Rows from a figure dataset:

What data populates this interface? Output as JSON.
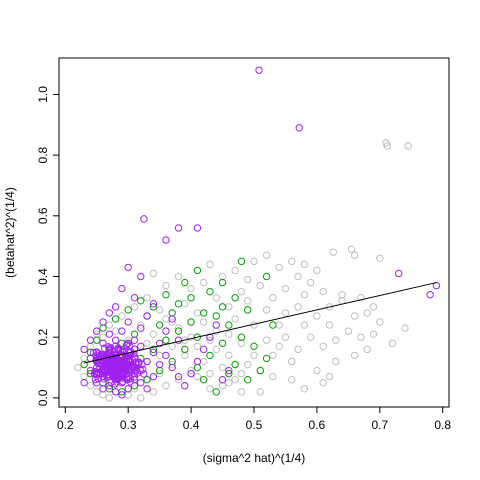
{
  "chart_data": {
    "type": "scatter",
    "title": "",
    "xlabel": "(sigma^2 hat)^(1/4)",
    "ylabel": "(betahat^2)^(1/4)",
    "xlim": [
      0.19,
      0.81
    ],
    "ylim": [
      -0.03,
      1.12
    ],
    "xticks": [
      0.2,
      0.3,
      0.4,
      0.5,
      0.6,
      0.7,
      0.8
    ],
    "yticks": [
      0.0,
      0.2,
      0.4,
      0.6,
      0.8,
      1.0
    ],
    "xtick_labels": [
      "0.2",
      "0.3",
      "0.4",
      "0.5",
      "0.6",
      "0.7",
      "0.8"
    ],
    "ytick_labels": [
      "0.0",
      "0.2",
      "0.4",
      "0.6",
      "0.8",
      "1.0"
    ],
    "grid": false,
    "marker": "open-circle",
    "colors": {
      "grey": "#BEBEBE",
      "green": "#00A000",
      "purple": "#A020F0",
      "line": "#000000"
    },
    "series": [
      {
        "color_key": "grey",
        "points": [
          [
            0.71,
            0.84
          ],
          [
            0.712,
            0.83
          ],
          [
            0.745,
            0.83
          ],
          [
            0.626,
            0.48
          ],
          [
            0.655,
            0.49
          ],
          [
            0.66,
            0.47
          ],
          [
            0.7,
            0.46
          ],
          [
            0.56,
            0.45
          ],
          [
            0.58,
            0.44
          ],
          [
            0.54,
            0.43
          ],
          [
            0.52,
            0.47
          ],
          [
            0.5,
            0.45
          ],
          [
            0.57,
            0.4
          ],
          [
            0.59,
            0.38
          ],
          [
            0.61,
            0.35
          ],
          [
            0.64,
            0.34
          ],
          [
            0.67,
            0.33
          ],
          [
            0.69,
            0.3
          ],
          [
            0.62,
            0.3
          ],
          [
            0.64,
            0.32
          ],
          [
            0.68,
            0.28
          ],
          [
            0.66,
            0.27
          ],
          [
            0.7,
            0.25
          ],
          [
            0.6,
            0.27
          ],
          [
            0.62,
            0.24
          ],
          [
            0.65,
            0.22
          ],
          [
            0.63,
            0.19
          ],
          [
            0.67,
            0.2
          ],
          [
            0.69,
            0.21
          ],
          [
            0.61,
            0.17
          ],
          [
            0.59,
            0.2
          ],
          [
            0.55,
            0.2
          ],
          [
            0.57,
            0.16
          ],
          [
            0.53,
            0.14
          ],
          [
            0.56,
            0.12
          ],
          [
            0.54,
            0.17
          ],
          [
            0.58,
            0.24
          ],
          [
            0.6,
            0.09
          ],
          [
            0.62,
            0.07
          ],
          [
            0.53,
            0.07
          ],
          [
            0.51,
            0.09
          ],
          [
            0.49,
            0.11
          ],
          [
            0.47,
            0.06
          ],
          [
            0.45,
            0.04
          ],
          [
            0.48,
            0.02
          ],
          [
            0.51,
            0.02
          ],
          [
            0.43,
            0.08
          ],
          [
            0.46,
            0.14
          ],
          [
            0.44,
            0.22
          ],
          [
            0.48,
            0.18
          ],
          [
            0.5,
            0.24
          ],
          [
            0.52,
            0.29
          ],
          [
            0.46,
            0.3
          ],
          [
            0.48,
            0.35
          ],
          [
            0.44,
            0.33
          ],
          [
            0.42,
            0.38
          ],
          [
            0.4,
            0.36
          ],
          [
            0.38,
            0.4
          ],
          [
            0.36,
            0.37
          ],
          [
            0.34,
            0.41
          ],
          [
            0.39,
            0.31
          ],
          [
            0.41,
            0.28
          ],
          [
            0.37,
            0.25
          ],
          [
            0.35,
            0.29
          ],
          [
            0.33,
            0.33
          ],
          [
            0.31,
            0.3
          ],
          [
            0.29,
            0.27
          ],
          [
            0.27,
            0.24
          ],
          [
            0.25,
            0.21
          ],
          [
            0.24,
            0.17
          ],
          [
            0.23,
            0.13
          ],
          [
            0.22,
            0.1
          ],
          [
            0.23,
            0.07
          ],
          [
            0.24,
            0.04
          ],
          [
            0.25,
            0.02
          ],
          [
            0.26,
            0.01
          ],
          [
            0.27,
            0.0
          ],
          [
            0.28,
            0.02
          ],
          [
            0.29,
            0.05
          ],
          [
            0.3,
            0.01
          ],
          [
            0.31,
            0.03
          ],
          [
            0.32,
            0.0
          ],
          [
            0.33,
            0.06
          ],
          [
            0.34,
            0.02
          ],
          [
            0.35,
            0.08
          ],
          [
            0.36,
            0.04
          ],
          [
            0.37,
            0.11
          ],
          [
            0.38,
            0.06
          ],
          [
            0.39,
            0.14
          ],
          [
            0.4,
            0.09
          ],
          [
            0.41,
            0.17
          ],
          [
            0.42,
            0.12
          ],
          [
            0.43,
            0.19
          ],
          [
            0.26,
            0.2
          ],
          [
            0.28,
            0.22
          ],
          [
            0.3,
            0.19
          ],
          [
            0.32,
            0.24
          ],
          [
            0.34,
            0.21
          ],
          [
            0.36,
            0.26
          ],
          [
            0.38,
            0.23
          ],
          [
            0.4,
            0.2
          ],
          [
            0.42,
            0.25
          ],
          [
            0.44,
            0.16
          ],
          [
            0.46,
            0.21
          ],
          [
            0.27,
            0.15
          ],
          [
            0.29,
            0.13
          ],
          [
            0.31,
            0.16
          ],
          [
            0.33,
            0.18
          ],
          [
            0.35,
            0.14
          ],
          [
            0.37,
            0.17
          ],
          [
            0.39,
            0.19
          ],
          [
            0.41,
            0.07
          ],
          [
            0.43,
            0.03
          ],
          [
            0.45,
            0.1
          ],
          [
            0.47,
            0.26
          ],
          [
            0.49,
            0.32
          ],
          [
            0.51,
            0.37
          ],
          [
            0.53,
            0.33
          ],
          [
            0.55,
            0.28
          ],
          [
            0.57,
            0.3
          ],
          [
            0.6,
            0.42
          ],
          [
            0.43,
            0.44
          ],
          [
            0.45,
            0.4
          ],
          [
            0.47,
            0.42
          ],
          [
            0.49,
            0.39
          ],
          [
            0.55,
            0.36
          ],
          [
            0.58,
            0.34
          ],
          [
            0.63,
            0.12
          ],
          [
            0.66,
            0.14
          ],
          [
            0.68,
            0.16
          ],
          [
            0.72,
            0.18
          ],
          [
            0.74,
            0.23
          ],
          [
            0.61,
            0.05
          ],
          [
            0.58,
            0.03
          ],
          [
            0.56,
            0.06
          ],
          [
            0.54,
            0.24
          ],
          [
            0.52,
            0.19
          ],
          [
            0.5,
            0.14
          ],
          [
            0.48,
            0.08
          ],
          [
            0.46,
            0.05
          ]
        ]
      },
      {
        "color_key": "green",
        "points": [
          [
            0.48,
            0.45
          ],
          [
            0.52,
            0.4
          ],
          [
            0.45,
            0.38
          ],
          [
            0.43,
            0.35
          ],
          [
            0.4,
            0.33
          ],
          [
            0.38,
            0.31
          ],
          [
            0.36,
            0.34
          ],
          [
            0.34,
            0.3
          ],
          [
            0.32,
            0.32
          ],
          [
            0.3,
            0.29
          ],
          [
            0.28,
            0.26
          ],
          [
            0.26,
            0.23
          ],
          [
            0.25,
            0.19
          ],
          [
            0.24,
            0.15
          ],
          [
            0.23,
            0.11
          ],
          [
            0.24,
            0.08
          ],
          [
            0.26,
            0.05
          ],
          [
            0.28,
            0.07
          ],
          [
            0.3,
            0.1
          ],
          [
            0.32,
            0.13
          ],
          [
            0.34,
            0.16
          ],
          [
            0.36,
            0.19
          ],
          [
            0.38,
            0.22
          ],
          [
            0.4,
            0.25
          ],
          [
            0.42,
            0.28
          ],
          [
            0.44,
            0.27
          ],
          [
            0.46,
            0.24
          ],
          [
            0.48,
            0.2
          ],
          [
            0.5,
            0.17
          ],
          [
            0.52,
            0.13
          ],
          [
            0.53,
            0.24
          ],
          [
            0.49,
            0.29
          ],
          [
            0.47,
            0.33
          ],
          [
            0.45,
            0.3
          ],
          [
            0.41,
            0.2
          ],
          [
            0.39,
            0.16
          ],
          [
            0.37,
            0.12
          ],
          [
            0.35,
            0.09
          ],
          [
            0.33,
            0.06
          ],
          [
            0.31,
            0.04
          ],
          [
            0.29,
            0.02
          ],
          [
            0.27,
            0.03
          ],
          [
            0.41,
            0.1
          ],
          [
            0.43,
            0.14
          ],
          [
            0.45,
            0.18
          ],
          [
            0.47,
            0.11
          ],
          [
            0.49,
            0.06
          ],
          [
            0.51,
            0.09
          ],
          [
            0.33,
            0.27
          ],
          [
            0.35,
            0.24
          ],
          [
            0.37,
            0.28
          ],
          [
            0.39,
            0.38
          ],
          [
            0.41,
            0.42
          ],
          [
            0.31,
            0.21
          ],
          [
            0.29,
            0.18
          ],
          [
            0.27,
            0.15
          ],
          [
            0.25,
            0.12
          ],
          [
            0.42,
            0.06
          ],
          [
            0.44,
            0.02
          ],
          [
            0.46,
            0.08
          ]
        ]
      },
      {
        "color_key": "purple",
        "points": [
          [
            0.508,
            1.08
          ],
          [
            0.572,
            0.89
          ],
          [
            0.325,
            0.59
          ],
          [
            0.36,
            0.52
          ],
          [
            0.38,
            0.56
          ],
          [
            0.41,
            0.56
          ],
          [
            0.73,
            0.41
          ],
          [
            0.79,
            0.37
          ],
          [
            0.78,
            0.34
          ],
          [
            0.3,
            0.43
          ],
          [
            0.32,
            0.4
          ],
          [
            0.29,
            0.36
          ],
          [
            0.31,
            0.33
          ],
          [
            0.28,
            0.3
          ],
          [
            0.34,
            0.31
          ],
          [
            0.27,
            0.28
          ],
          [
            0.26,
            0.25
          ],
          [
            0.25,
            0.22
          ],
          [
            0.24,
            0.19
          ],
          [
            0.23,
            0.16
          ],
          [
            0.24,
            0.13
          ],
          [
            0.25,
            0.1
          ],
          [
            0.26,
            0.07
          ],
          [
            0.27,
            0.04
          ],
          [
            0.28,
            0.02
          ],
          [
            0.29,
            0.01
          ],
          [
            0.3,
            0.03
          ],
          [
            0.31,
            0.06
          ],
          [
            0.32,
            0.09
          ],
          [
            0.33,
            0.12
          ],
          [
            0.34,
            0.15
          ],
          [
            0.35,
            0.18
          ],
          [
            0.36,
            0.14
          ],
          [
            0.37,
            0.1
          ],
          [
            0.38,
            0.07
          ],
          [
            0.39,
            0.04
          ],
          [
            0.4,
            0.08
          ],
          [
            0.41,
            0.12
          ],
          [
            0.42,
            0.16
          ],
          [
            0.43,
            0.2
          ],
          [
            0.44,
            0.24
          ],
          [
            0.45,
            0.06
          ],
          [
            0.46,
            0.09
          ],
          [
            0.26,
            0.18
          ],
          [
            0.27,
            0.21
          ],
          [
            0.28,
            0.17
          ],
          [
            0.29,
            0.14
          ],
          [
            0.3,
            0.11
          ],
          [
            0.31,
            0.08
          ],
          [
            0.32,
            0.05
          ],
          [
            0.33,
            0.03
          ],
          [
            0.34,
            0.07
          ],
          [
            0.35,
            0.11
          ],
          [
            0.36,
            0.22
          ],
          [
            0.37,
            0.26
          ],
          [
            0.38,
            0.19
          ],
          [
            0.25,
            0.15
          ],
          [
            0.26,
            0.12
          ],
          [
            0.27,
            0.09
          ],
          [
            0.28,
            0.06
          ],
          [
            0.29,
            0.1
          ],
          [
            0.3,
            0.15
          ],
          [
            0.31,
            0.19
          ],
          [
            0.32,
            0.23
          ],
          [
            0.33,
            0.27
          ],
          [
            0.24,
            0.09
          ],
          [
            0.25,
            0.05
          ],
          [
            0.23,
            0.05
          ],
          [
            0.27,
            0.13
          ],
          [
            0.28,
            0.11
          ],
          [
            0.29,
            0.08
          ],
          [
            0.3,
            0.06
          ],
          [
            0.26,
            0.09
          ],
          [
            0.27,
            0.07
          ],
          [
            0.28,
            0.14
          ],
          [
            0.29,
            0.12
          ],
          [
            0.3,
            0.09
          ],
          [
            0.31,
            0.13
          ],
          [
            0.32,
            0.17
          ],
          [
            0.26,
            0.03
          ],
          [
            0.27,
            0.16
          ],
          [
            0.28,
            0.19
          ],
          [
            0.29,
            0.22
          ],
          [
            0.3,
            0.25
          ],
          [
            0.25,
            0.08
          ],
          [
            0.26,
            0.14
          ],
          [
            0.27,
            0.11
          ],
          [
            0.28,
            0.08
          ],
          [
            0.29,
            0.05
          ],
          [
            0.3,
            0.18
          ]
        ]
      }
    ],
    "dense_cluster": {
      "color_key": "purple",
      "x_range": [
        0.235,
        0.335
      ],
      "y_range": [
        0.03,
        0.19
      ],
      "count": 220
    },
    "fit_line": {
      "color_key": "line",
      "x": [
        0.23,
        0.79
      ],
      "y": [
        0.115,
        0.38
      ]
    }
  }
}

**What you have to do:**
Look through the listing and extract every line with "purple" in it.

**Solution for this task:**
      "purple": "#A020F0",
        "color_key": "purple",
      "color_key": "purple",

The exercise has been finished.